Reproduce the records below exactly as they appear, omitting any pictures they contain.

....

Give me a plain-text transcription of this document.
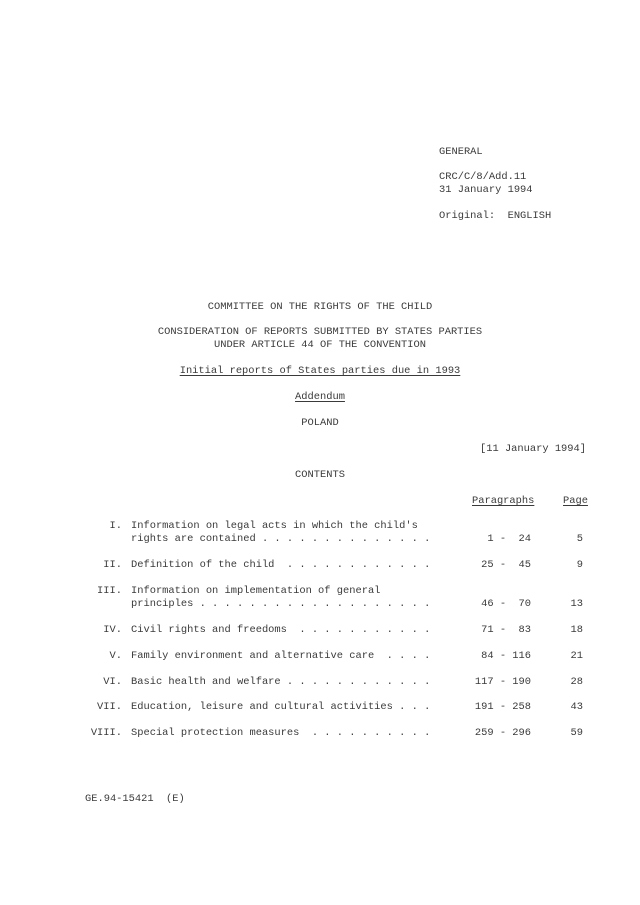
GENERAL
CRC/C/8/Add.11
31 January 1994
Original:  ENGLISH
COMMITTEE ON THE RIGHTS OF THE CHILD
CONSIDERATION OF REPORTS SUBMITTED BY STATES PARTIES
UNDER ARTICLE 44 OF THE CONVENTION
Initial reports of States parties due in 1993
Addendum
POLAND
[11 January 1994]
CONTENTS
Paragraphs	Page
I. Information on legal acts in which the child's
rights are contained . . . . . . . . . . . . . .	1 -  24	5
II. Definition of the child  . . . . . . . . . . . .	25 -  45	9
III. Information on implementation of general
principles . . . . . . . . . . . . . . . . . . .	46 -  70	13
IV. Civil rights and freedoms  . . . . . . . . . . .	71 -  83	18
V. Family environment and alternative care  . . . .	84 - 116	21
VI. Basic health and welfare . . . . . . . . . . . .	117 - 190	28
VII. Education, leisure and cultural activities . . .	191 - 258	43
VIII. Special protection measures  . . . . . . . . . .	259 - 296	59
GE.94-15421  (E)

....

▶ **Solution to the exercise**:
Give me a plain-text transcription of this document.
GENERAL
CRC/C/8/Add.11
31 January 1994
Original:  ENGLISH
COMMITTEE ON THE RIGHTS OF THE CHILD
CONSIDERATION OF REPORTS SUBMITTED BY STATES PARTIES
UNDER ARTICLE 44 OF THE CONVENTION
Initial reports of States parties due in 1993
Addendum
POLAND
[11 January 1994]
CONTENTS
Paragraphs	Page
I. Information on legal acts in which the child's
rights are contained . . . . . . . . . . . . . .	1 -  24	5
II. Definition of the child  . . . . . . . . . . . .	25 -  45	9
III. Information on implementation of general
principles . . . . . . . . . . . . . . . . . . .	46 -  70	13
IV. Civil rights and freedoms  . . . . . . . . . . .	71 -  83	18
V. Family environment and alternative care  . . . .	84 - 116	21
VI. Basic health and welfare . . . . . . . . . . . .	117 - 190	28
VII. Education, leisure and cultural activities . . .	191 - 258	43
VIII. Special protection measures  . . . . . . . . . .	259 - 296	59
GE.94-15421  (E)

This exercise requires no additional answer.